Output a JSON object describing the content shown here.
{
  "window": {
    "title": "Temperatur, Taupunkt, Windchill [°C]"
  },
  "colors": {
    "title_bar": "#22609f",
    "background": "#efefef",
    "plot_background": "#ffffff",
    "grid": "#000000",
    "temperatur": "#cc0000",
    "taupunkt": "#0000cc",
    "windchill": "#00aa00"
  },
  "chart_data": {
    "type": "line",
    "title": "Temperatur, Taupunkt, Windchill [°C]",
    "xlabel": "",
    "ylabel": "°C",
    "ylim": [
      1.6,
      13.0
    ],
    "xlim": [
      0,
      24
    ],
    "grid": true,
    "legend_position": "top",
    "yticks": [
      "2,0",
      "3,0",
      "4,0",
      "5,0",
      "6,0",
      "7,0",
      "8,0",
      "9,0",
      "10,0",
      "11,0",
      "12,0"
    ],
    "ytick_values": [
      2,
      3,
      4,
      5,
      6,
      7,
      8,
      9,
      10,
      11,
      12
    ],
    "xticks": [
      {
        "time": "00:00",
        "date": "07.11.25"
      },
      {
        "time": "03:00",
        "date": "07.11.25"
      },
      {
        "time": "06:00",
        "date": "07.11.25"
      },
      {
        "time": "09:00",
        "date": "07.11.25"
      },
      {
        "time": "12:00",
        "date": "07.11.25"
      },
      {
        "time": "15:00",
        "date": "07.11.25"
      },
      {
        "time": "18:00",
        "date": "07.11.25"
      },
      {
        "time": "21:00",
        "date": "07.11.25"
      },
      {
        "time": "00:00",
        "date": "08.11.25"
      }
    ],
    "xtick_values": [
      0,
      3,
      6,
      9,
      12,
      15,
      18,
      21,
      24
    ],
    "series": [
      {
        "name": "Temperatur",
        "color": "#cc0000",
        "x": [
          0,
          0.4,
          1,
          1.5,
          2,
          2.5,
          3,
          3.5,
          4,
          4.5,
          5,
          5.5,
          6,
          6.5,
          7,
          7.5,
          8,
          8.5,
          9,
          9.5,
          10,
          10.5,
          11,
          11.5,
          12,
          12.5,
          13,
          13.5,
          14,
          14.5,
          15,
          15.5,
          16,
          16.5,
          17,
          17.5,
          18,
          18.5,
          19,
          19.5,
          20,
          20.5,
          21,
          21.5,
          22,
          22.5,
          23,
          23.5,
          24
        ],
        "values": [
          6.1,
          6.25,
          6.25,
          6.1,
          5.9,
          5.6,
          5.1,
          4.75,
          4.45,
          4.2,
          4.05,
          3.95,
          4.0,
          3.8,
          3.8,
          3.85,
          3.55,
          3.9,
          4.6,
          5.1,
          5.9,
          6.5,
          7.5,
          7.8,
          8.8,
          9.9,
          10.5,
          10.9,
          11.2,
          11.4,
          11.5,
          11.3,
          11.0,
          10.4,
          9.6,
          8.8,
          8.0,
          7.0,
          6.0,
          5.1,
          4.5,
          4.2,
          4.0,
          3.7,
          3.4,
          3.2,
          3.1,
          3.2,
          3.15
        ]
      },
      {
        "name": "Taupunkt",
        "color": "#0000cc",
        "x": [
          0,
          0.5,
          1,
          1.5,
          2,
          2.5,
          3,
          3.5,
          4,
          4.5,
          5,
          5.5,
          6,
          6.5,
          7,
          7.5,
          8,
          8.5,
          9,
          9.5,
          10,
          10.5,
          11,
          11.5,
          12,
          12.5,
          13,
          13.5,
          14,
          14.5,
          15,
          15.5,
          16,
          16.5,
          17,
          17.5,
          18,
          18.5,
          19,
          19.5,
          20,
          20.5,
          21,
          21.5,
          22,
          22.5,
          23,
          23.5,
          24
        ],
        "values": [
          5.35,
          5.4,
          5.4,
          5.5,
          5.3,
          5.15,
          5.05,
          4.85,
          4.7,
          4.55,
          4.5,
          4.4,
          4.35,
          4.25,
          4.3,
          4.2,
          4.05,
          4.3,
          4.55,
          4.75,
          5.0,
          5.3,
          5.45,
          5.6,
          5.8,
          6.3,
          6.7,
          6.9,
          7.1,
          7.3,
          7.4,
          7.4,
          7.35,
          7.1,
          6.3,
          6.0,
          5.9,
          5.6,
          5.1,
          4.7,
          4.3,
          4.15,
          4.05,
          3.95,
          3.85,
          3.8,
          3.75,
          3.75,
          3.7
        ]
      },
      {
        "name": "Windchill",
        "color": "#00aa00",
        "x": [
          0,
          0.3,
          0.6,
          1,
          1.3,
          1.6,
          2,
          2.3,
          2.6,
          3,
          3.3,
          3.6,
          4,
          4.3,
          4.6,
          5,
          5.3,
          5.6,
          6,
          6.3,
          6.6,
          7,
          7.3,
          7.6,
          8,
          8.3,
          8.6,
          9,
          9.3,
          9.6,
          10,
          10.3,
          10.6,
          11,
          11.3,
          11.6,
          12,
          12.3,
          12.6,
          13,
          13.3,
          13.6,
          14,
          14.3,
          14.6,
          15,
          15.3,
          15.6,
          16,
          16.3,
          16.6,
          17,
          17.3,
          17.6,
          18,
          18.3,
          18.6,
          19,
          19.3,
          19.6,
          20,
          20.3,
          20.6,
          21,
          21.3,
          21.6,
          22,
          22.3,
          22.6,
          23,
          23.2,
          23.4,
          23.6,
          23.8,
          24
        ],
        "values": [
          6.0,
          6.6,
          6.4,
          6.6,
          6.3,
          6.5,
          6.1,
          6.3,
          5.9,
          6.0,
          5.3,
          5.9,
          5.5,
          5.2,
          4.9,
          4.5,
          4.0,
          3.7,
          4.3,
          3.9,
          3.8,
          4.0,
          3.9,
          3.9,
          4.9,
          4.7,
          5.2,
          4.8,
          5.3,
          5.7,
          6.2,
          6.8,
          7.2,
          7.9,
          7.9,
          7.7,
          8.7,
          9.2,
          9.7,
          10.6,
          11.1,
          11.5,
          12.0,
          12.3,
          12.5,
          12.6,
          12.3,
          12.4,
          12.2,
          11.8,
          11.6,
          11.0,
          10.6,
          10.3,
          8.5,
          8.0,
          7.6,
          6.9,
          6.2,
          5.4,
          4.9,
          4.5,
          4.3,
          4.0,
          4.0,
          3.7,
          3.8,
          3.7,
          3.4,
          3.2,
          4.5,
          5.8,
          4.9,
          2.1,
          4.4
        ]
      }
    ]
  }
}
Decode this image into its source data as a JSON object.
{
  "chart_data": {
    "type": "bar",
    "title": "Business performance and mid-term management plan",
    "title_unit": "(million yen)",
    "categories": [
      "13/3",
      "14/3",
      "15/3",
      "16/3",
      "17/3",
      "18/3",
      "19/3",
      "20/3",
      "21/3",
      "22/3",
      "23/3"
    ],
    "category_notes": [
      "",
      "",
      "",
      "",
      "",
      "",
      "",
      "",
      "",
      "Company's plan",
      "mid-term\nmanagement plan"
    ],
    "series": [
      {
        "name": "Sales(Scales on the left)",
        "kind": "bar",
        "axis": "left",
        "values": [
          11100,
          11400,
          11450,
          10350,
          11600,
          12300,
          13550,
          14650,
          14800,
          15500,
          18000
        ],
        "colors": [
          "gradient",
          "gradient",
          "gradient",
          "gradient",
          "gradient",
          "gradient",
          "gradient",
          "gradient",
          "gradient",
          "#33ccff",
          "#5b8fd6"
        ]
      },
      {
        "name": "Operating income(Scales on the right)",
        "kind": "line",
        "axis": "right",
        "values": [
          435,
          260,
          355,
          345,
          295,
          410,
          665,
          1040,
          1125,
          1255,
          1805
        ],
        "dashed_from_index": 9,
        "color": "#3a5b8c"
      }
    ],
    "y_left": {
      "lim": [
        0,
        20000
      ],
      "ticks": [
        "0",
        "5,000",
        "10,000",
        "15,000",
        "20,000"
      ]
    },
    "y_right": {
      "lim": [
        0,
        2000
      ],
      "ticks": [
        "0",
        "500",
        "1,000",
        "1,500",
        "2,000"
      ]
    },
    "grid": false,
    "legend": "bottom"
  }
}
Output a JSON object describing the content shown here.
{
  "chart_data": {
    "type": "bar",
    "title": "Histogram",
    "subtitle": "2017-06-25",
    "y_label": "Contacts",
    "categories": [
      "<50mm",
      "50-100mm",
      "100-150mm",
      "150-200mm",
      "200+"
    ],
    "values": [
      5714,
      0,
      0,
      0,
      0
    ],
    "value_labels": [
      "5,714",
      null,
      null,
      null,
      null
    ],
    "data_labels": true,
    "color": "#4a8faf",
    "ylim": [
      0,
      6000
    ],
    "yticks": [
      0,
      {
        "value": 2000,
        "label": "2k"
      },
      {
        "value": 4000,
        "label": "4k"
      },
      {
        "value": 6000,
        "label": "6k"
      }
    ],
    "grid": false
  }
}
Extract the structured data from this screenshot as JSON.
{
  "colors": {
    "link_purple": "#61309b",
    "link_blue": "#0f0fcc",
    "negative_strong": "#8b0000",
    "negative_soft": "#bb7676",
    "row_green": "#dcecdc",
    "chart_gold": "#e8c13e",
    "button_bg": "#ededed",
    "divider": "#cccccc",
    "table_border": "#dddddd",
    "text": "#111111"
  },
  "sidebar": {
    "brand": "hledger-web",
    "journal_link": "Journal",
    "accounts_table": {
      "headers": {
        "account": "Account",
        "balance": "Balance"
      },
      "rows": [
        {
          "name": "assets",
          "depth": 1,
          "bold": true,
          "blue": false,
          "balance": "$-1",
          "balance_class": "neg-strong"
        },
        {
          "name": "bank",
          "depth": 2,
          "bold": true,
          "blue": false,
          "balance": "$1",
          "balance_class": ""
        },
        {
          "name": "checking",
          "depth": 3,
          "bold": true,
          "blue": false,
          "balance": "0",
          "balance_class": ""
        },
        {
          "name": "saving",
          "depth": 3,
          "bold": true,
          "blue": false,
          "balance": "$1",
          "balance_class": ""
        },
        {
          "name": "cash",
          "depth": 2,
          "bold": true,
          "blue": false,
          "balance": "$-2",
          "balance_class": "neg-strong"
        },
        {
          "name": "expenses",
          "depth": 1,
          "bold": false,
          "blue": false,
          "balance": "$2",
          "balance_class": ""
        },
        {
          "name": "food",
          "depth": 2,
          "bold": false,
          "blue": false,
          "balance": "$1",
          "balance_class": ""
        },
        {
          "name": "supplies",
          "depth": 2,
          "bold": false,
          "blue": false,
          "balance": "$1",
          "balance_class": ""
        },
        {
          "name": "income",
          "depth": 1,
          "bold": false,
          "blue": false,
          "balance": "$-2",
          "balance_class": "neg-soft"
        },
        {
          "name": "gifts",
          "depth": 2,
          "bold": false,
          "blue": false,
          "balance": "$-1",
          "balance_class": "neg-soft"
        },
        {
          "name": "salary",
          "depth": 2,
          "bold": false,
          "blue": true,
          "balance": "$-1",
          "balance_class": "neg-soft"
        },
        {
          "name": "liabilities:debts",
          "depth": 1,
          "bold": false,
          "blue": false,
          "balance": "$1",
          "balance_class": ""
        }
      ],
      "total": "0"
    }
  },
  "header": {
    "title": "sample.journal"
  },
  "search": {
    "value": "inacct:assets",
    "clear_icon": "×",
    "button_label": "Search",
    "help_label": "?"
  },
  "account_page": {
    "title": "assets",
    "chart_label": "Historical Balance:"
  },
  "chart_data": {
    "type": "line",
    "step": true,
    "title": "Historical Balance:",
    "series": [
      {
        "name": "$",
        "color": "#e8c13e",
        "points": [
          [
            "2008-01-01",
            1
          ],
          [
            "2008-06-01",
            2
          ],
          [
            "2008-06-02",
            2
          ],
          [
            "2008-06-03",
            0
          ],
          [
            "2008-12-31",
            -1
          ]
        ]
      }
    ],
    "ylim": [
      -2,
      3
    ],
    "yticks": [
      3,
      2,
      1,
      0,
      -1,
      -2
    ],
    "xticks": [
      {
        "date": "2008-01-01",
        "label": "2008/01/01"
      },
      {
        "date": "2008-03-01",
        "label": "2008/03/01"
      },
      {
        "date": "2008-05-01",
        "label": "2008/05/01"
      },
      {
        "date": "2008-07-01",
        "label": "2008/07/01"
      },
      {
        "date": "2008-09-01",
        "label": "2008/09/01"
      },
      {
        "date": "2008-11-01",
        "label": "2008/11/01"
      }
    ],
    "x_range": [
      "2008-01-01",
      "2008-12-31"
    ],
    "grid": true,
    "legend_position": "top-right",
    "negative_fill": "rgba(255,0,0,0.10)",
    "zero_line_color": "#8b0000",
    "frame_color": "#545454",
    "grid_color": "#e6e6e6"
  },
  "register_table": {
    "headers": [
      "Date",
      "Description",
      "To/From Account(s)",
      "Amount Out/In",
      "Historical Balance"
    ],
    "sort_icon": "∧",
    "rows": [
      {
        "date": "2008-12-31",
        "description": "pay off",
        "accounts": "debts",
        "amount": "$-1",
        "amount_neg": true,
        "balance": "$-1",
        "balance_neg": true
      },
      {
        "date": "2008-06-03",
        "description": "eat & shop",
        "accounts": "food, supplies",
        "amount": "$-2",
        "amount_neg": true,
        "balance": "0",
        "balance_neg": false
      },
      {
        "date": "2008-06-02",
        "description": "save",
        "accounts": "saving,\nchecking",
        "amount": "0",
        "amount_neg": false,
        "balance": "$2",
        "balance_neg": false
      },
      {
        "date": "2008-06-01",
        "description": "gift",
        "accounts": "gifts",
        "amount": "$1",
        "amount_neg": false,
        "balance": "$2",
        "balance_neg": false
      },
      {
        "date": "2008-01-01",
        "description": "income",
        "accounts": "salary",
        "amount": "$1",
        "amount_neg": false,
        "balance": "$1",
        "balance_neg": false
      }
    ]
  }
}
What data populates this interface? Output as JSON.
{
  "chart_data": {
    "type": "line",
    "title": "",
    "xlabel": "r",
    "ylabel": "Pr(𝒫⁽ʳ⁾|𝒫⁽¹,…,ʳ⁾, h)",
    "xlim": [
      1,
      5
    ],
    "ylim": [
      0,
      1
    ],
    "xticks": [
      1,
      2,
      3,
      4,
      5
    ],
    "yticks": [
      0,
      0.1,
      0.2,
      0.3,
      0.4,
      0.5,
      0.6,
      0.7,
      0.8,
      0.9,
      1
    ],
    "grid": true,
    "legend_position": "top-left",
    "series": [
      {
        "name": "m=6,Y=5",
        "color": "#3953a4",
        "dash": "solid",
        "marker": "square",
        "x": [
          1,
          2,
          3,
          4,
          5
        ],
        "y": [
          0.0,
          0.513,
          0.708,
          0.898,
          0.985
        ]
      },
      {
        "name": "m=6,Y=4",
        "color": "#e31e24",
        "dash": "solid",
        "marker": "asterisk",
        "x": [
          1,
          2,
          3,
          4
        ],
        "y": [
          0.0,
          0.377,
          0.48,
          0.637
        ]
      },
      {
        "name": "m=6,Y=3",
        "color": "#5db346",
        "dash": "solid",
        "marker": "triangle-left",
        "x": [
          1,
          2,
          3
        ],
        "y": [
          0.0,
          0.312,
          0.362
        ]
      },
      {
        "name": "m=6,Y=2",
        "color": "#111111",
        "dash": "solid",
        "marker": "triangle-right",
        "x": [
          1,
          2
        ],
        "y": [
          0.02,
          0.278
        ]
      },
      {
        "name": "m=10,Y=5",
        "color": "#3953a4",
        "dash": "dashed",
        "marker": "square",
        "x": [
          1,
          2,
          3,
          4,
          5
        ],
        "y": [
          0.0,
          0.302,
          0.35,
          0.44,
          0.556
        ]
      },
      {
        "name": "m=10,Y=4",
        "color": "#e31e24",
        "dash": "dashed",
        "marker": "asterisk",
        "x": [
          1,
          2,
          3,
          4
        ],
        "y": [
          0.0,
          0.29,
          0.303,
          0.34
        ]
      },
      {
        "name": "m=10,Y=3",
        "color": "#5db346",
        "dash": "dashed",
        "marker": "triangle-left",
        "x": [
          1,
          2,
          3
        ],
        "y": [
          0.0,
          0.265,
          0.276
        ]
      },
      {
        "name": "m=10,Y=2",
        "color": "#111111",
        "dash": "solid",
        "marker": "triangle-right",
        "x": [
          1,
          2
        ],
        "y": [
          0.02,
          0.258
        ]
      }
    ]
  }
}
================================
● **PROBLEM DETAILS**
Show every line that contains the word "time".

● **THE COMPLETED TASK**
        "time": "00:00",
        "time": "03:00",
        "time": "06:00",
        "time": "09:00",
        "time": "12:00",
        "time": "15:00",
        "time": "18:00",
        "time": "21:00",
        "time": "00:00",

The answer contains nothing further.